*** SUPPLIED ENTRIES
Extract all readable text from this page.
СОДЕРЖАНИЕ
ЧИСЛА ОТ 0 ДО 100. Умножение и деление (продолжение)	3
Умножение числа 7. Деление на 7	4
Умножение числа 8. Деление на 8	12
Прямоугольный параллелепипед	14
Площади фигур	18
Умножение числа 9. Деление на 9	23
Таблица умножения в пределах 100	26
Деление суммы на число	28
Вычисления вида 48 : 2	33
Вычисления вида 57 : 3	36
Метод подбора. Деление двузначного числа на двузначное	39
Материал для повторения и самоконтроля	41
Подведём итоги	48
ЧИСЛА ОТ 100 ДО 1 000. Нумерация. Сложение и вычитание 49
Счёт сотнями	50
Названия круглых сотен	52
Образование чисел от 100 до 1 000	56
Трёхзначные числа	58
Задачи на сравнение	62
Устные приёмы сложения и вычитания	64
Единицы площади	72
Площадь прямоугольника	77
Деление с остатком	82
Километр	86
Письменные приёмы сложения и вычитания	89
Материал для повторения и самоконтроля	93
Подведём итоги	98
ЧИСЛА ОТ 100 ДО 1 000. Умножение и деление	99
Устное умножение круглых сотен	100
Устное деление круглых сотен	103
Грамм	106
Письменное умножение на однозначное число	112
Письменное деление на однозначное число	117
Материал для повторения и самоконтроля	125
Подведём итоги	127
******
◆ JOB: Which lines hold the string "вычитания"? Copy all of them from the data above.

◆ EXERCISE OUTPUT:
Устные приёмы сложения и вычитания	64
Письменные приёмы сложения и вычитания	89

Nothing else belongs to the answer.